__The problem__:
Pull out each line below that contains the string "header", and copy those lines without changes.

════════

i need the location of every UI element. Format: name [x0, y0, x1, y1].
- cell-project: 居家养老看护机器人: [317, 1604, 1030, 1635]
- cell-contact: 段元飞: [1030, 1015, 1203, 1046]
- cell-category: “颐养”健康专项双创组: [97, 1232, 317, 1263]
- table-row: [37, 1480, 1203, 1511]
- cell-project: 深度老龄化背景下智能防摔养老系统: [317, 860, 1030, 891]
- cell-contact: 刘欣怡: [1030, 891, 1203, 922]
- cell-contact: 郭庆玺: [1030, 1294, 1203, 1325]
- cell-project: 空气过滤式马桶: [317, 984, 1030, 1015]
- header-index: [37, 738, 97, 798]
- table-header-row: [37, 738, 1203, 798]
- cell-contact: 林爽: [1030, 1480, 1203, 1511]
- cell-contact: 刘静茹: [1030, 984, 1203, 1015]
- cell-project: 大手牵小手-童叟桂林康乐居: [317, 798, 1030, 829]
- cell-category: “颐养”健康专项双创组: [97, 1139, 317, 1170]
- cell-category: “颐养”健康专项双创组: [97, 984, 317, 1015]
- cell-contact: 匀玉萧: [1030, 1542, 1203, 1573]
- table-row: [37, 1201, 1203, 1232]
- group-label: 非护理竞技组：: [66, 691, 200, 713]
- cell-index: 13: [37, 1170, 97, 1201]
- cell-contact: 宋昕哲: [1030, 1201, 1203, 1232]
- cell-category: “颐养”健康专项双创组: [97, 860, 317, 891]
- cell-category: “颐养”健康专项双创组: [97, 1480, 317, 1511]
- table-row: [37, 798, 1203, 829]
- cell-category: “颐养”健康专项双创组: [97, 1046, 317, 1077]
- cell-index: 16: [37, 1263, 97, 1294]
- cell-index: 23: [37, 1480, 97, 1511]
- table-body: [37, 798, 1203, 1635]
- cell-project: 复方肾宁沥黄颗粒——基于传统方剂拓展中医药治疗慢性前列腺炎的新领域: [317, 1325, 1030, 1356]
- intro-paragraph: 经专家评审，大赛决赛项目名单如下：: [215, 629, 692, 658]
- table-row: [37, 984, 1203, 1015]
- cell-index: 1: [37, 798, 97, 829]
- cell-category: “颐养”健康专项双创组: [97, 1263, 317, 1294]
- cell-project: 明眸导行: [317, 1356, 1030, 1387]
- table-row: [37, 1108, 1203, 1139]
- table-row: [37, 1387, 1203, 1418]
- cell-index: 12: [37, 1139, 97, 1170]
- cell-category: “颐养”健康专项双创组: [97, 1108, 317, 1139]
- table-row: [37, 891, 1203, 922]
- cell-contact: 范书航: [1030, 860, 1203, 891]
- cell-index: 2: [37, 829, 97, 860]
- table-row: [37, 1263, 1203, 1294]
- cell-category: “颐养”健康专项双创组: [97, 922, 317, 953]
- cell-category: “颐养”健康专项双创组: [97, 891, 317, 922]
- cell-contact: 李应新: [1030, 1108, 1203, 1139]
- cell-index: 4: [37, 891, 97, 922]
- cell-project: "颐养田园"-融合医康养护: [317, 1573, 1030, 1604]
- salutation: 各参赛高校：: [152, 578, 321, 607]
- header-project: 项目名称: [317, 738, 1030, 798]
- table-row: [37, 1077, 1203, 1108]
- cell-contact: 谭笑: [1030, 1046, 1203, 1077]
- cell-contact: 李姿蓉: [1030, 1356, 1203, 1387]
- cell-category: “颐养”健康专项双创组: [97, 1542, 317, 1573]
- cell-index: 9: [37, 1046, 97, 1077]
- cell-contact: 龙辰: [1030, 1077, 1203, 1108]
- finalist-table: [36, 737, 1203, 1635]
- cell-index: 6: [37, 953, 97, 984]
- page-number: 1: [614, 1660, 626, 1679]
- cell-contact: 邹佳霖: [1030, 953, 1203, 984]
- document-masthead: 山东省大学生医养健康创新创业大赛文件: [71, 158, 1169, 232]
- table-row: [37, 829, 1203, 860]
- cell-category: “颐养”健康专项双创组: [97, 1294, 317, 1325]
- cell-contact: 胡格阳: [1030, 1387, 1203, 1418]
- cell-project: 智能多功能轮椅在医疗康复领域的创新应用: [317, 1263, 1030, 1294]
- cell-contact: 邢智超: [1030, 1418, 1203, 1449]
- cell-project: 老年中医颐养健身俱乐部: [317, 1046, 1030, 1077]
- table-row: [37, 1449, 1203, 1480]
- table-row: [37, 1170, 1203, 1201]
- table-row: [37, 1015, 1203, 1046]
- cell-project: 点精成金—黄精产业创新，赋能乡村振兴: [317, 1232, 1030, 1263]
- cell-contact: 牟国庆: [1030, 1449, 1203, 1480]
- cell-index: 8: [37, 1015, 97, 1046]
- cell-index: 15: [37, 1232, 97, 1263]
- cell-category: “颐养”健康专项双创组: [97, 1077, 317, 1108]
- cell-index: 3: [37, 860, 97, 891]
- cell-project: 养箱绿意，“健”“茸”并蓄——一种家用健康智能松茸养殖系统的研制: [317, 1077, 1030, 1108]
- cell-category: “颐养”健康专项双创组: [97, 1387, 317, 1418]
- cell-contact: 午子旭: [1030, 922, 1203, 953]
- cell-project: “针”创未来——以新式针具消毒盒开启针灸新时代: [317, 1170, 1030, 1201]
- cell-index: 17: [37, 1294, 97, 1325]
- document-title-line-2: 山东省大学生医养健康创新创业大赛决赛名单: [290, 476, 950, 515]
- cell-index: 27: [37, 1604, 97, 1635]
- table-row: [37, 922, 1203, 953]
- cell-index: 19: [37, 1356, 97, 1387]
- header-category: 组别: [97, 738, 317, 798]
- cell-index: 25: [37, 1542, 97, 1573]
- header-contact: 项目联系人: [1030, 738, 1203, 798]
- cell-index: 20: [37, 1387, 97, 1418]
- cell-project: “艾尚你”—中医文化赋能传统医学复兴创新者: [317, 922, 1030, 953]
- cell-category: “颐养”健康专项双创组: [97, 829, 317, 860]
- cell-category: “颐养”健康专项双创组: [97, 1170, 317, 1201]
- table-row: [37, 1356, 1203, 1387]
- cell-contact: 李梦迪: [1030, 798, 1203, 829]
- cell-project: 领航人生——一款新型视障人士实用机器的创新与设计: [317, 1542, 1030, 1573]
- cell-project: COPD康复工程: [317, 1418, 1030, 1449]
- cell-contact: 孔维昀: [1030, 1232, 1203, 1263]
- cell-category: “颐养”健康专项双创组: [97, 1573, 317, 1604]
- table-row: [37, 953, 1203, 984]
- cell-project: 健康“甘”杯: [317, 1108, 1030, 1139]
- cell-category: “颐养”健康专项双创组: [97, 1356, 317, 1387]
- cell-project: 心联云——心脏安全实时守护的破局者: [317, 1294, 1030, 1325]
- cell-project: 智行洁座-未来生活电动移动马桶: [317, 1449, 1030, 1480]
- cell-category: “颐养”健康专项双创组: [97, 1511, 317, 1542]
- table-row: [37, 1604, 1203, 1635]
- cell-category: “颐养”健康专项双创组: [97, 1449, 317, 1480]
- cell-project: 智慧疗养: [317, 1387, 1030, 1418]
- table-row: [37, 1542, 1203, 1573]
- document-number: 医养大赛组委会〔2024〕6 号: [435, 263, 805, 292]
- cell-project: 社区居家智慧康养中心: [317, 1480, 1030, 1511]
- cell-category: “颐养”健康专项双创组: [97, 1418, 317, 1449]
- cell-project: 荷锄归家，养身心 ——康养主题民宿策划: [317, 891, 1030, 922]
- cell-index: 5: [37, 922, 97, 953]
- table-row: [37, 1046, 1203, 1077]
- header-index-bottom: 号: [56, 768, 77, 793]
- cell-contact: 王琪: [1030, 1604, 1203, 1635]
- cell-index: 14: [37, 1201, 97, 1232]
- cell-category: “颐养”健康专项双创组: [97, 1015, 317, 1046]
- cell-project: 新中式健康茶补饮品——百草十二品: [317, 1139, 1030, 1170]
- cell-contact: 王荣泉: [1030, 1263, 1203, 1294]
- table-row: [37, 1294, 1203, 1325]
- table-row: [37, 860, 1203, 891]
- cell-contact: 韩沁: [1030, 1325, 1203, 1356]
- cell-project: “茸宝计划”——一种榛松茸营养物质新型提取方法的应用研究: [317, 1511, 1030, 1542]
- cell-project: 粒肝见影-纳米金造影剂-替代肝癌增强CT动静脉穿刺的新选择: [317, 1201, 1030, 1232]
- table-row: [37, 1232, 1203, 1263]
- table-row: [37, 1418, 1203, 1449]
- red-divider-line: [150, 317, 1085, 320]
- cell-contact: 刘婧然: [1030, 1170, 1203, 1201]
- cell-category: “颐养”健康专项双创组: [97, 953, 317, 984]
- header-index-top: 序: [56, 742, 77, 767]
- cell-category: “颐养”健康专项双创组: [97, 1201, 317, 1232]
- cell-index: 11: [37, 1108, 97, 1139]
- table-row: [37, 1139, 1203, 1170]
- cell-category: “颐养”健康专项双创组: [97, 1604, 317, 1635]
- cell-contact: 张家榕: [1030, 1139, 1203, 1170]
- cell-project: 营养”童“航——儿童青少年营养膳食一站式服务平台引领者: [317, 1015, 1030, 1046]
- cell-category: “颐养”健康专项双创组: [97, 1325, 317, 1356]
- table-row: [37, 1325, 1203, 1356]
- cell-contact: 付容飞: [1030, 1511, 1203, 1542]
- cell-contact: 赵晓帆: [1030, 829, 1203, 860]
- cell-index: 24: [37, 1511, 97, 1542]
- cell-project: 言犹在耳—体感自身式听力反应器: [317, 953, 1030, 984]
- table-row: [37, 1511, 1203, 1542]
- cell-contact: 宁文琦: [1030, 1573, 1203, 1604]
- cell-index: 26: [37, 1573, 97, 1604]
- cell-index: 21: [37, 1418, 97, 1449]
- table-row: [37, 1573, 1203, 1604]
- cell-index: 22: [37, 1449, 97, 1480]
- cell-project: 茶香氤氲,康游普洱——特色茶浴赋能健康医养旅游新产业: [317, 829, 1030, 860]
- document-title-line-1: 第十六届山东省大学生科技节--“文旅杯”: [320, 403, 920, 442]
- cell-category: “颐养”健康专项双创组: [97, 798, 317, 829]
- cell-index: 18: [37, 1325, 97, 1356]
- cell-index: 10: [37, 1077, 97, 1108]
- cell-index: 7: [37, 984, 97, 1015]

════════

__Result for this task__:
- header-index: [37, 738, 97, 798]
- table-header-row: [37, 738, 1203, 798]
- header-project: 项目名称: [317, 738, 1030, 798]
- header-category: 组别: [97, 738, 317, 798]
- header-contact: 项目联系人: [1030, 738, 1203, 798]
- header-index-bottom: 号: [56, 768, 77, 793]
- header-index-top: 序: [56, 742, 77, 767]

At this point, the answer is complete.